-------- PROVIDED MATERIAL

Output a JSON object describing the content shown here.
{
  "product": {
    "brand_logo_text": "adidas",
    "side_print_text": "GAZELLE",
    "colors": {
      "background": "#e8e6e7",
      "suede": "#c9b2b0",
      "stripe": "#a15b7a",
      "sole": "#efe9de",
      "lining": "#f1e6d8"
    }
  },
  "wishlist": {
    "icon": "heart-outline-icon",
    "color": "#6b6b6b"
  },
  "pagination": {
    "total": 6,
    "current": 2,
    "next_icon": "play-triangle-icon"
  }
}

----------------

TASK OBJECTIVE: Copy out each record from above, exactly.

OUTPUT OF THE EXERCISE:
Output a JSON object describing the content shown here.
{
  "product": {
    "brand_logo_text": "adidas",
    "side_print_text": "GAZELLE",
    "colors": {
      "background": "#e8e6e7",
      "suede": "#c9b2b0",
      "stripe": "#a15b7a",
      "sole": "#efe9de",
      "lining": "#f1e6d8"
    }
  },
  "wishlist": {
    "icon": "heart-outline-icon",
    "color": "#6b6b6b"
  },
  "pagination": {
    "total": 6,
    "current": 2,
    "next_icon": "play-triangle-icon"
  }
}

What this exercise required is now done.